__WHAT YOU SHOULD DO__.
Using the material that follows, identify and copy each line with the string "info".

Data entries
======

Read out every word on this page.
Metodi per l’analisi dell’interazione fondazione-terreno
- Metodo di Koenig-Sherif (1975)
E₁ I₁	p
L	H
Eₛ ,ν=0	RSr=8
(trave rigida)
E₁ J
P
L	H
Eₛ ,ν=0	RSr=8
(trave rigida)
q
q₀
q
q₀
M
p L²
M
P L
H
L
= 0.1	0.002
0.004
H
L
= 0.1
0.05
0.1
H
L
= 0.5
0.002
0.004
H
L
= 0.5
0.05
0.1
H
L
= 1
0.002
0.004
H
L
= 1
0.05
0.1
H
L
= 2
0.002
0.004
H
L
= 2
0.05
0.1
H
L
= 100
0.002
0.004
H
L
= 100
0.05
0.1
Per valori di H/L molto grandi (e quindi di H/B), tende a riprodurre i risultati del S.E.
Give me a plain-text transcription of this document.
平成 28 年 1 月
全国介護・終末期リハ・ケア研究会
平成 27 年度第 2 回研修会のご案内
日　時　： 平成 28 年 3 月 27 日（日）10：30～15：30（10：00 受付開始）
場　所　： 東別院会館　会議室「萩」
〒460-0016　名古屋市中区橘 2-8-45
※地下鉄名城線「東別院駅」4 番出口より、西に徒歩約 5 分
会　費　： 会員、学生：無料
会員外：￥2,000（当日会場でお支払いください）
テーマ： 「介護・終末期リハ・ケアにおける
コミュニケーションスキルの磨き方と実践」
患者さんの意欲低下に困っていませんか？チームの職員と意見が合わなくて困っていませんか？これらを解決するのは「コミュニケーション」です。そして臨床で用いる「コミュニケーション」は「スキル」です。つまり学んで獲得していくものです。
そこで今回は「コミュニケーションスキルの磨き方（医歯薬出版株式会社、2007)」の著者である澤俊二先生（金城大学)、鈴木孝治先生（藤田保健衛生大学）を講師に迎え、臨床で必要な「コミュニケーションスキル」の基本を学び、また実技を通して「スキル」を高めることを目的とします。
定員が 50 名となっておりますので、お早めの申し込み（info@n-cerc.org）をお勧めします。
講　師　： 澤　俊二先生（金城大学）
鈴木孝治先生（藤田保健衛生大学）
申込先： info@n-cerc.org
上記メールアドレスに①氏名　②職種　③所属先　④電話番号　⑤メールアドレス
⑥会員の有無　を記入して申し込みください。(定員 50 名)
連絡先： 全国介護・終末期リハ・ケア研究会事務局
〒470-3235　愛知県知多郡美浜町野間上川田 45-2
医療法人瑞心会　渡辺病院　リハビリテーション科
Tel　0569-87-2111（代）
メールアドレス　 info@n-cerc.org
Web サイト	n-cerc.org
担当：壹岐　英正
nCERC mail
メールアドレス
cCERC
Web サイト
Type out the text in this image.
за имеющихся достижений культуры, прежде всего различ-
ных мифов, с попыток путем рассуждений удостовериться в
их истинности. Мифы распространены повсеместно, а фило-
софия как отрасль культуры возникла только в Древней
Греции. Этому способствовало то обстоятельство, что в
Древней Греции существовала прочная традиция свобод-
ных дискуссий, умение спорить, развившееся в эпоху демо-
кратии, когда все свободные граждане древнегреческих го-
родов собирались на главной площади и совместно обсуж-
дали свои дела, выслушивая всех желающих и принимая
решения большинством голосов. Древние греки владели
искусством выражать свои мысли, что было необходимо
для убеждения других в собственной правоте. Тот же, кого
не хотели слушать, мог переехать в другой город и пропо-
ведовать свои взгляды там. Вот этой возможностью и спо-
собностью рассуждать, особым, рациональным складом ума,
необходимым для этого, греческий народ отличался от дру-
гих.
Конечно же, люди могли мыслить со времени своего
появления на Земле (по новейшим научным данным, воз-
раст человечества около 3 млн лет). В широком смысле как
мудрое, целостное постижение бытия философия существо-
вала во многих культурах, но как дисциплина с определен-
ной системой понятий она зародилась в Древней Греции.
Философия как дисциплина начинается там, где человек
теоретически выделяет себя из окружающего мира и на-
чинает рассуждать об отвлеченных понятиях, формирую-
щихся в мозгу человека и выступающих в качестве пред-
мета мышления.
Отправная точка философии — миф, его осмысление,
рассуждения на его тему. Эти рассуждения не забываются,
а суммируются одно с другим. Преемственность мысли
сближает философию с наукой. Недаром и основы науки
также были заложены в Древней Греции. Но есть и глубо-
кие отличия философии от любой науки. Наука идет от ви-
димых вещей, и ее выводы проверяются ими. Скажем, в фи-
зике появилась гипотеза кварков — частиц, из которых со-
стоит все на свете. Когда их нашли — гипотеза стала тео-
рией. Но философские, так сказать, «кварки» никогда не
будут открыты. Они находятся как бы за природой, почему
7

======

__RESULT__.
定員が 50 名となっておりますので、お早めの申し込み（info@n-cerc.org）をお勧めします。
申込先： info@n-cerc.org
メールアドレス　 info@n-cerc.org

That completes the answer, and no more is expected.